> [Requirement]: Every record below is to be retyped exactly.

*** Provided data

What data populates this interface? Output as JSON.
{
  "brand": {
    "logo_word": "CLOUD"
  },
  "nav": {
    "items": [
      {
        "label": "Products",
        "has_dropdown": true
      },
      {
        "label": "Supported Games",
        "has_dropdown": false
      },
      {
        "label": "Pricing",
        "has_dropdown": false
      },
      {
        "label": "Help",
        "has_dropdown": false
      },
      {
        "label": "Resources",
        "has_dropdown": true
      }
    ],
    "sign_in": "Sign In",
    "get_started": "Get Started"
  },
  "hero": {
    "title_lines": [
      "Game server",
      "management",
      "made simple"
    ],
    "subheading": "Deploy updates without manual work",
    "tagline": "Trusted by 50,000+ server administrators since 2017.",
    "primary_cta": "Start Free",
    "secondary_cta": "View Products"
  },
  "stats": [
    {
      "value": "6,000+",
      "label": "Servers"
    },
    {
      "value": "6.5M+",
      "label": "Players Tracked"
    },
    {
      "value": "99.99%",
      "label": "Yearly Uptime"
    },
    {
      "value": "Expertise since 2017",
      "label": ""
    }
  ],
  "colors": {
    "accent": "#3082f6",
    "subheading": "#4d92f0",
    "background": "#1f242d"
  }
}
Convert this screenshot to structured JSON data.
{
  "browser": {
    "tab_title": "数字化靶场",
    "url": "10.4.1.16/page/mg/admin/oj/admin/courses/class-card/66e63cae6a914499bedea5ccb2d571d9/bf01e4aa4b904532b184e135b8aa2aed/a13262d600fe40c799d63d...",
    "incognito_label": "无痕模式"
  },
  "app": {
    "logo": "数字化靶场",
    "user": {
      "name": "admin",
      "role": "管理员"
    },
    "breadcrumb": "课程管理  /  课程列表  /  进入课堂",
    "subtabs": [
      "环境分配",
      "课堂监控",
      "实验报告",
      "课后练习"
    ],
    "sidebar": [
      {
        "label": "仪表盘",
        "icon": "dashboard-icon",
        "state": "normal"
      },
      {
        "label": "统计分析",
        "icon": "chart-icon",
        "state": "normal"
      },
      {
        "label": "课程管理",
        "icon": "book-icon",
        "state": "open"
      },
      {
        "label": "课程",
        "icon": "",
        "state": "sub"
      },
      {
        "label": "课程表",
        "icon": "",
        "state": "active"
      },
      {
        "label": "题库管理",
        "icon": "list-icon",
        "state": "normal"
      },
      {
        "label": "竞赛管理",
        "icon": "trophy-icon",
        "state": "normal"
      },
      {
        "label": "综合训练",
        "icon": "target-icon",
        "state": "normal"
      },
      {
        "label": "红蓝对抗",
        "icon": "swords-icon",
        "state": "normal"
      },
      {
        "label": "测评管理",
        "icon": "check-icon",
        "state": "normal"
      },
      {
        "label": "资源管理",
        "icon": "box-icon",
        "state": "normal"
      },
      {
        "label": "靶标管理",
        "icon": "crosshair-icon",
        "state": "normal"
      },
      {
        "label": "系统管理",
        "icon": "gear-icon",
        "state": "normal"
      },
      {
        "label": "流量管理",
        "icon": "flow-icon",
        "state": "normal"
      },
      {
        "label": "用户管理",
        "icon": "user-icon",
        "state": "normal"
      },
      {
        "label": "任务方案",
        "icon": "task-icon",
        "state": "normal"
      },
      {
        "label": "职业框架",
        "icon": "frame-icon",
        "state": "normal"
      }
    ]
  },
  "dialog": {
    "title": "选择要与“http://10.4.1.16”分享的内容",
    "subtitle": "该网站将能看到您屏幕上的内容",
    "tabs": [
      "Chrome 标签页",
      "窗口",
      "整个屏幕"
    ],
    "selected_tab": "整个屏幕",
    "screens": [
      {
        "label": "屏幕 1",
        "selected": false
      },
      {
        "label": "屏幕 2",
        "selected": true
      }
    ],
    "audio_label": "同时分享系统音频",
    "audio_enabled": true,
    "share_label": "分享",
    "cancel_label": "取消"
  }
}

******

> [Solved problem]:
What data populates this interface? Output as JSON.
{
  "brand": {
    "logo_word": "CLOUD"
  },
  "nav": {
    "items": [
      {
        "label": "Products",
        "has_dropdown": true
      },
      {
        "label": "Supported Games",
        "has_dropdown": false
      },
      {
        "label": "Pricing",
        "has_dropdown": false
      },
      {
        "label": "Help",
        "has_dropdown": false
      },
      {
        "label": "Resources",
        "has_dropdown": true
      }
    ],
    "sign_in": "Sign In",
    "get_started": "Get Started"
  },
  "hero": {
    "title_lines": [
      "Game server",
      "management",
      "made simple"
    ],
    "subheading": "Deploy updates without manual work",
    "tagline": "Trusted by 50,000+ server administrators since 2017.",
    "primary_cta": "Start Free",
    "secondary_cta": "View Products"
  },
  "stats": [
    {
      "value": "6,000+",
      "label": "Servers"
    },
    {
      "value": "6.5M+",
      "label": "Players Tracked"
    },
    {
      "value": "99.99%",
      "label": "Yearly Uptime"
    },
    {
      "value": "Expertise since 2017",
      "label": ""
    }
  ],
  "colors": {
    "accent": "#3082f6",
    "subheading": "#4d92f0",
    "background": "#1f242d"
  }
}
Convert this screenshot to structured JSON data.
{
  "browser": {
    "tab_title": "数字化靶场",
    "url": "10.4.1.16/page/mg/admin/oj/admin/courses/class-card/66e63cae6a914499bedea5ccb2d571d9/bf01e4aa4b904532b184e135b8aa2aed/a13262d600fe40c799d63d...",
    "incognito_label": "无痕模式"
  },
  "app": {
    "logo": "数字化靶场",
    "user": {
      "name": "admin",
      "role": "管理员"
    },
    "breadcrumb": "课程管理  /  课程列表  /  进入课堂",
    "subtabs": [
      "环境分配",
      "课堂监控",
      "实验报告",
      "课后练习"
    ],
    "sidebar": [
      {
        "label": "仪表盘",
        "icon": "dashboard-icon",
        "state": "normal"
      },
      {
        "label": "统计分析",
        "icon": "chart-icon",
        "state": "normal"
      },
      {
        "label": "课程管理",
        "icon": "book-icon",
        "state": "open"
      },
      {
        "label": "课程",
        "icon": "",
        "state": "sub"
      },
      {
        "label": "课程表",
        "icon": "",
        "state": "active"
      },
      {
        "label": "题库管理",
        "icon": "list-icon",
        "state": "normal"
      },
      {
        "label": "竞赛管理",
        "icon": "trophy-icon",
        "state": "normal"
      },
      {
        "label": "综合训练",
        "icon": "target-icon",
        "state": "normal"
      },
      {
        "label": "红蓝对抗",
        "icon": "swords-icon",
        "state": "normal"
      },
      {
        "label": "测评管理",
        "icon": "check-icon",
        "state": "normal"
      },
      {
        "label": "资源管理",
        "icon": "box-icon",
        "state": "normal"
      },
      {
        "label": "靶标管理",
        "icon": "crosshair-icon",
        "state": "normal"
      },
      {
        "label": "系统管理",
        "icon": "gear-icon",
        "state": "normal"
      },
      {
        "label": "流量管理",
        "icon": "flow-icon",
        "state": "normal"
      },
      {
        "label": "用户管理",
        "icon": "user-icon",
        "state": "normal"
      },
      {
        "label": "任务方案",
        "icon": "task-icon",
        "state": "normal"
      },
      {
        "label": "职业框架",
        "icon": "frame-icon",
        "state": "normal"
      }
    ]
  },
  "dialog": {
    "title": "选择要与“http://10.4.1.16”分享的内容",
    "subtitle": "该网站将能看到您屏幕上的内容",
    "tabs": [
      "Chrome 标签页",
      "窗口",
      "整个屏幕"
    ],
    "selected_tab": "整个屏幕",
    "screens": [
      {
        "label": "屏幕 1",
        "selected": false
      },
      {
        "label": "屏幕 2",
        "selected": true
      }
    ],
    "audio_label": "同时分享系统音频",
    "audio_enabled": true,
    "share_label": "分享",
    "cancel_label": "取消"
  }
}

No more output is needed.